>> start LISTED RECORDS
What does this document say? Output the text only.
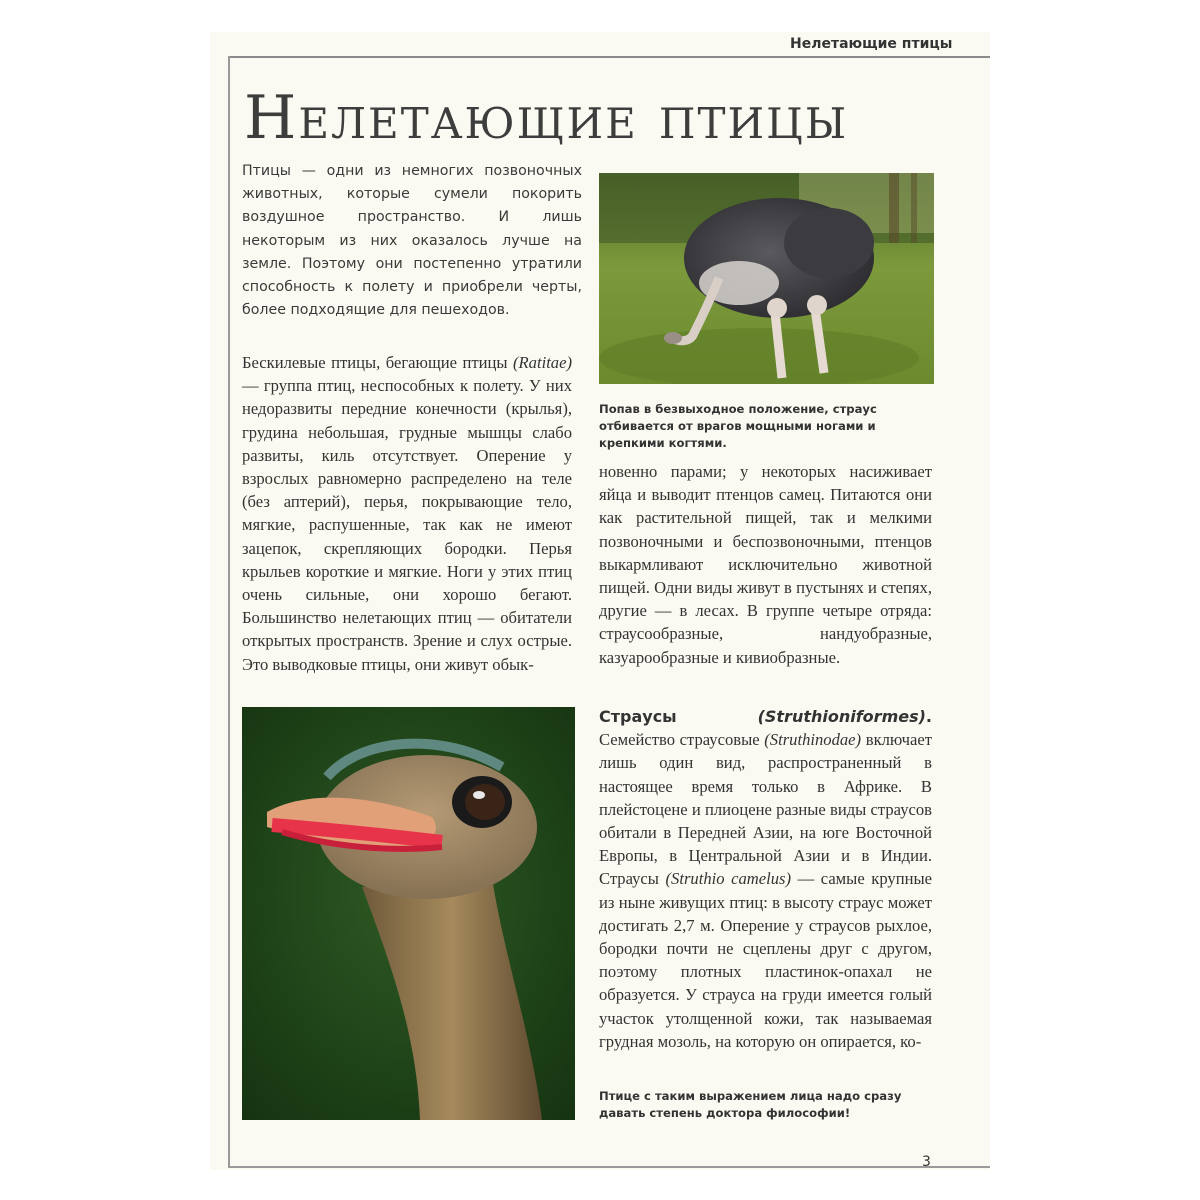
Нелетающие птицы
Нелетающие птицы

Птицы — одни из немногих позвоночных животных, которые сумели покорить воздушное пространство. И лишь некоторым из них оказалось лучше на земле. Поэтому они постепенно утратили способность к полету и приобрели черты, более подходящие для пешеходов.

Бескилевые птицы, бегающие птицы (Ratitae) — группа птиц, неспособных к полету. У них недоразвиты передние конечности (крылья), грудина небольшая, грудные мышцы слабо развиты, киль отсутствует. Оперение у взрослых равномерно распределено на теле (без аптерий), перья, покрывающие тело, мягкие, распушенные, так как не имеют зацепок, скрепляющих бородки. Перья крыльев короткие и мягкие. Ноги у этих птиц очень сильные, они хорошо бегают. Большинство нелетающих птиц — обитатели открытых пространств. Зрение и слух острые. Это выводковые птицы, они живут обык-

новенно парами; у некоторых насиживает яйца и выводит птенцов самец. Питаются они как растительной пищей, так и мелкими позвоночными и беспозвоночными, птенцов выкармливают исключительно животной пищей. Одни виды живут в пустынях и степях, другие — в лесах. В группе четыре отряда: страусообразные, нандуобразные, казуарообразные и кивиобразные.

Страусы (Struthioniformes). Семейство страусовые (Struthinodae) включает лишь один вид, распространенный в настоящее время только в Африке. В плейстоцене и плиоцене разные виды страусов обитали в Передней Азии, на юге Восточной Европы, в Центральной Азии и в Индии. Страусы (Struthio camelus) — самые крупные из ныне живущих птиц: в высоту страус может достигать 2,7 м. Оперение у страусов рыхлое, бородки почти не сцеплены друг с другом, поэтому плотных пластинок-опахал не образуется. У страуса на груди имеется голый участок утолщенной кожи, так называемая грудная мозоль, на которую он опирается, ко-

Попав в безвыходное положение, страус отбивается от врагов мощными ногами и крепкими когтями.

Птице с таким выражением лица надо сразу давать степень доктора философии!

3
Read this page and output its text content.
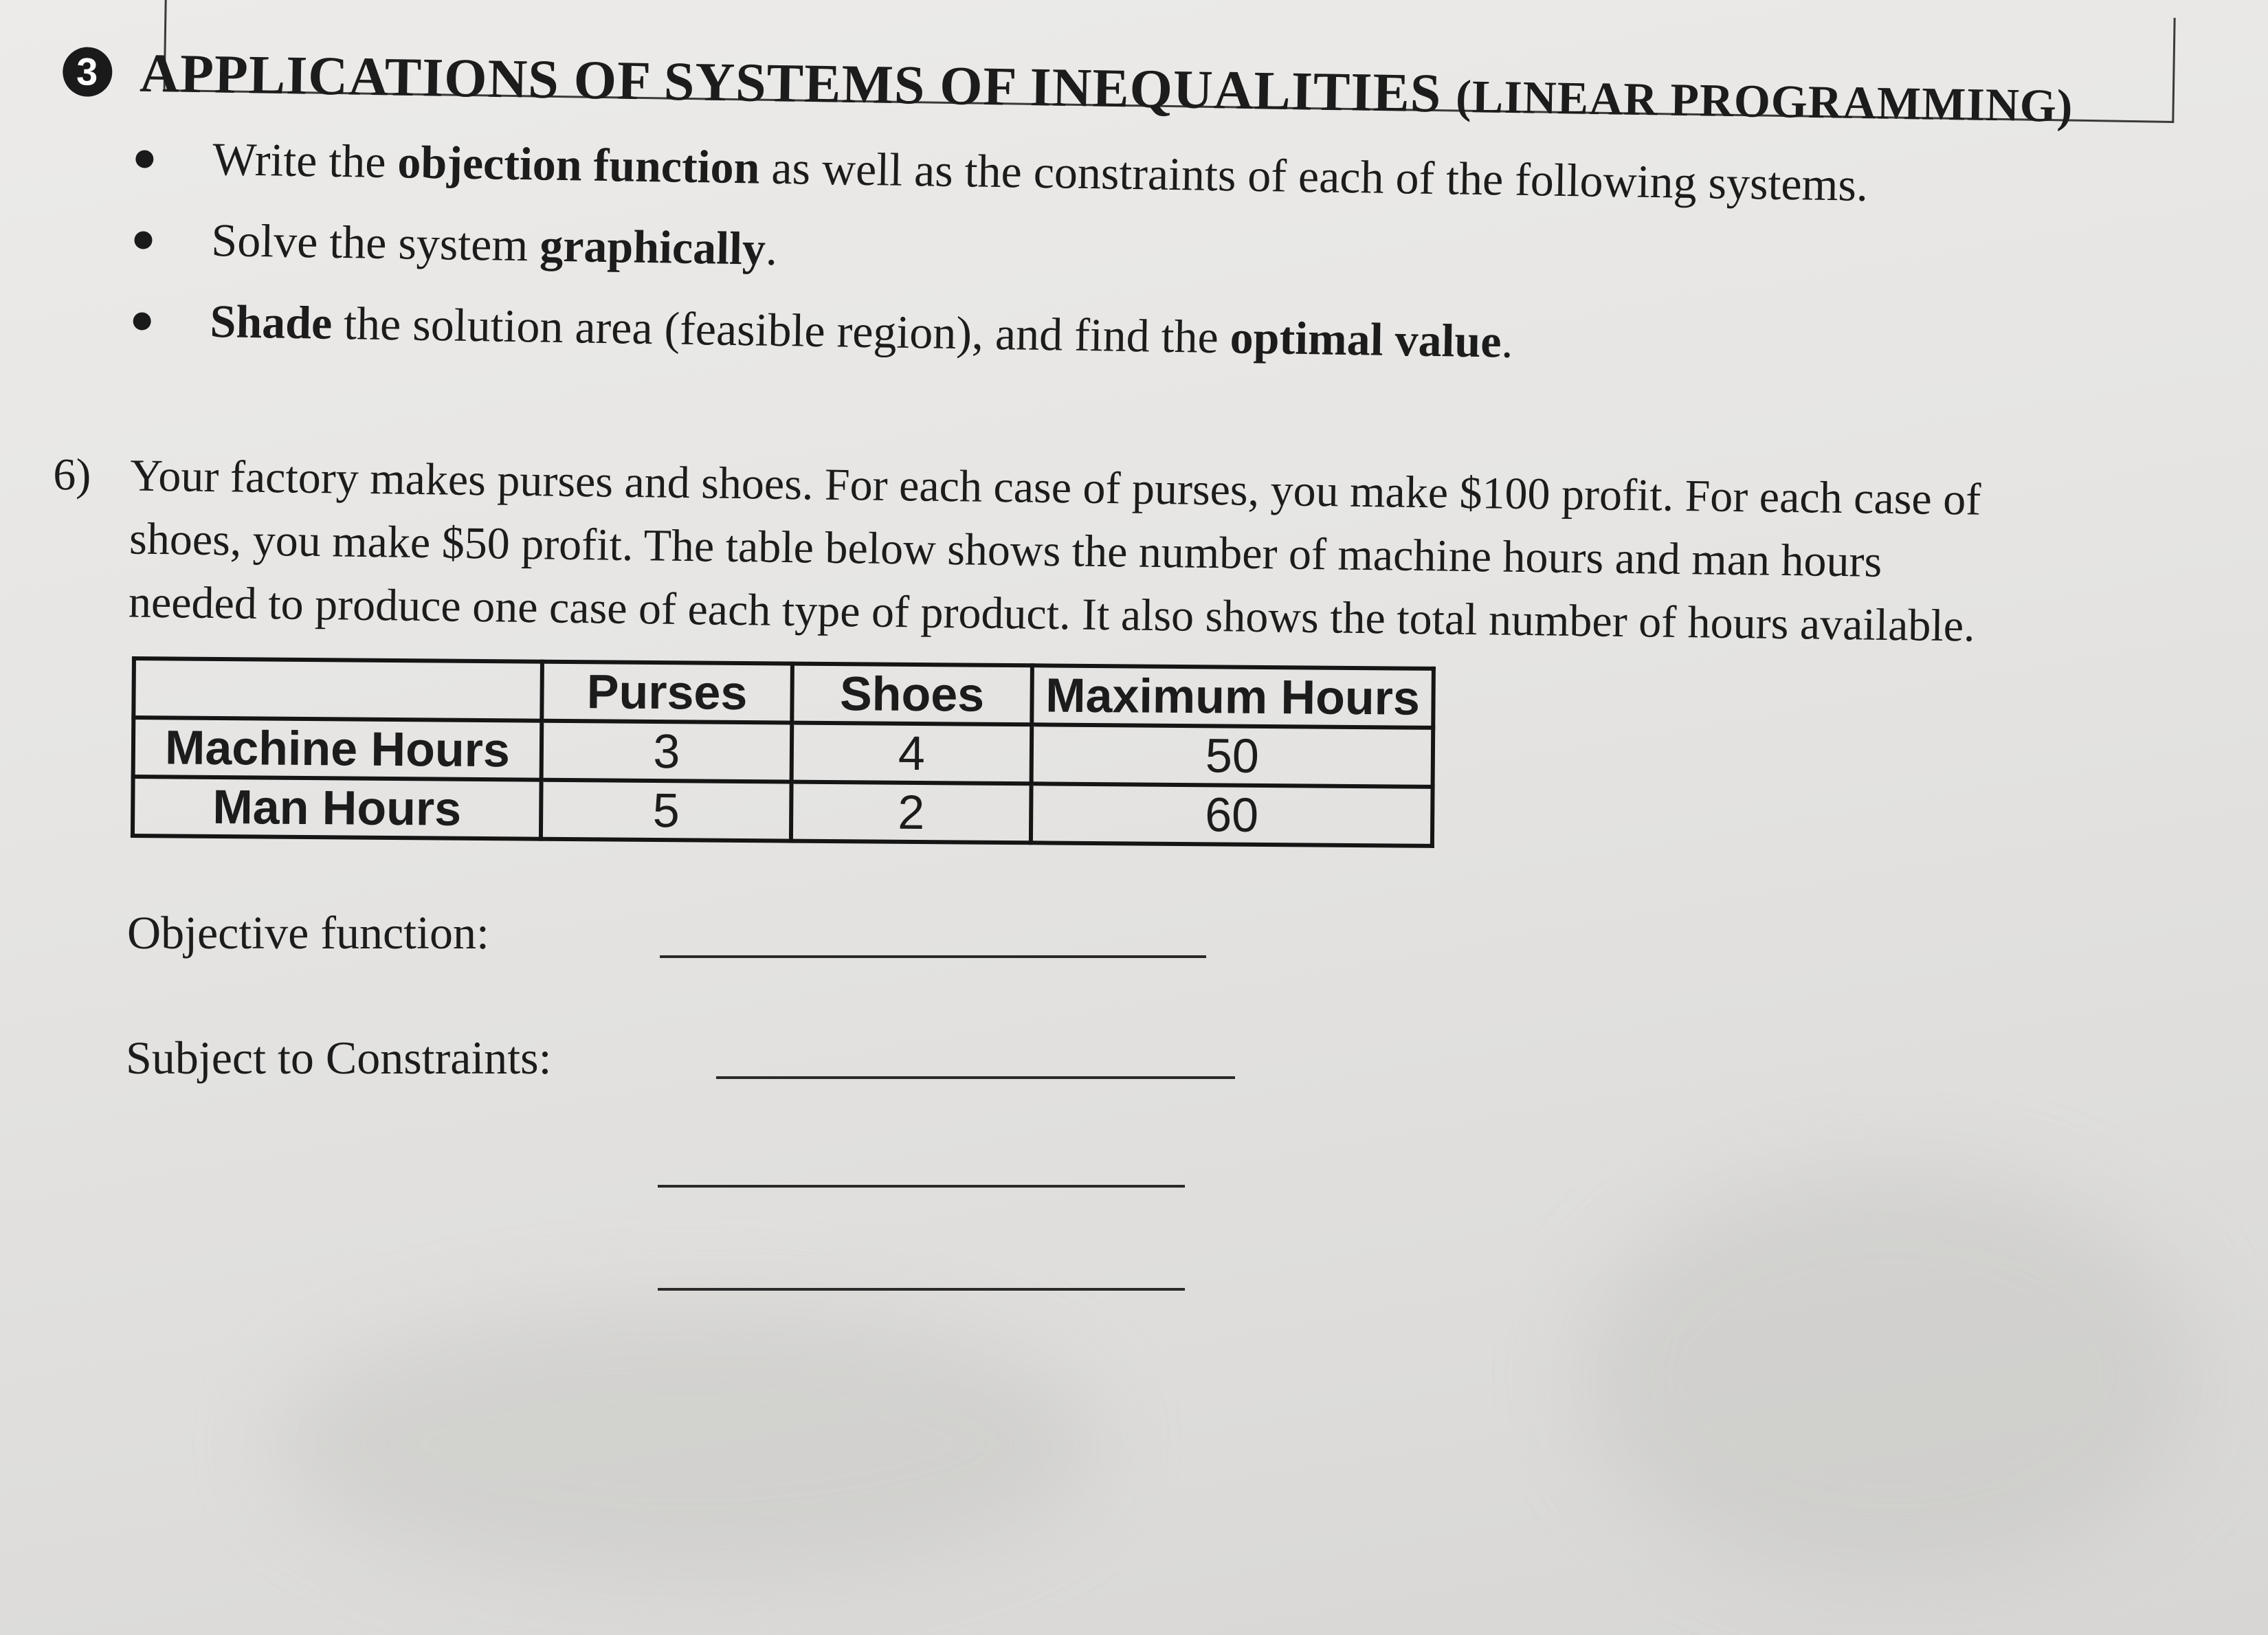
3 APPLICATIONS OF SYSTEMS OF INEQUALITIES (LINEAR PROGRAMMING)
Write the objection function as well as the constraints of each of the following systems.
Solve the system graphically.
Shade the solution area (feasible region), and find the optimal value.
6) Your factory makes purses and shoes. For each case of purses, you make $100 profit. For each case of
shoes, you make $50 profit. The table below shows the number of machine hours and man hours
needed to produce one case of each type of product. It also shows the total number of hours available.
	Purses	Shoes	Maximum Hours
Machine Hours	3	4	50
Man Hours	5	2	60
Objective function:
Subject to Constraints:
>> end LISTED RECORDS
**YOUR TASK**
Quote the material exactly. Pictures stay out.

**SOLUTION TO THIS PROBLEM**
What does this document say? Output the text only.
Нелетающие птицы
Нелетающие птицы

Птицы — одни из немногих позвоночных животных, которые сумели покорить воздушное пространство. И лишь некоторым из них оказалось лучше на земле. Поэтому они постепенно утратили способность к полету и приобрели черты, более подходящие для пешеходов.

Бескилевые птицы, бегающие птицы (Ratitae) — группа птиц, неспособных к полету. У них недоразвиты передние конечности (крылья), грудина небольшая, грудные мышцы слабо развиты, киль отсутствует. Оперение у взрослых равномерно распределено на теле (без аптерий), перья, покрывающие тело, мягкие, распушенные, так как не имеют зацепок, скрепляющих бородки. Перья крыльев короткие и мягкие. Ноги у этих птиц очень сильные, они хорошо бегают. Большинство нелетающих птиц — обитатели открытых пространств. Зрение и слух острые. Это выводковые птицы, они живут обык-

новенно парами; у некоторых насиживает яйца и выводит птенцов самец. Питаются они как растительной пищей, так и мелкими позвоночными и беспозвоночными, птенцов выкармливают исключительно животной пищей. Одни виды живут в пустынях и степях, другие — в лесах. В группе четыре отряда: страусообразные, нандуобразные, казуарообразные и кивиобразные.

Страусы (Struthioniformes). Семейство страусовые (Struthinodae) включает лишь один вид, распространенный в настоящее время только в Африке. В плейстоцене и плиоцене разные виды страусов обитали в Передней Азии, на юге Восточной Европы, в Центральной Азии и в Индии. Страусы (Struthio camelus) — самые крупные из ныне живущих птиц: в высоту страус может достигать 2,7 м. Оперение у страусов рыхлое, бородки почти не сцеплены друг с другом, поэтому плотных пластинок-опахал не образуется. У страуса на груди имеется голый участок утолщенной кожи, так называемая грудная мозоль, на которую он опирается, ко-

Попав в безвыходное положение, страус отбивается от врагов мощными ногами и крепкими когтями.

Птице с таким выражением лица надо сразу давать степень доктора философии!

3
Read this page and output its text content.
3 APPLICATIONS OF SYSTEMS OF INEQUALITIES (LINEAR PROGRAMMING)
Write the objection function as well as the constraints of each of the following systems.
Solve the system graphically.
Shade the solution area (feasible region), and find the optimal value.
6) Your factory makes purses and shoes. For each case of purses, you make $100 profit. For each case of
shoes, you make $50 profit. The table below shows the number of machine hours and man hours
needed to produce one case of each type of product. It also shows the total number of hours available.
	Purses	Shoes	Maximum Hours
Machine Hours	3	4	50
Man Hours	5	2	60
Objective function:
Subject to Constraints:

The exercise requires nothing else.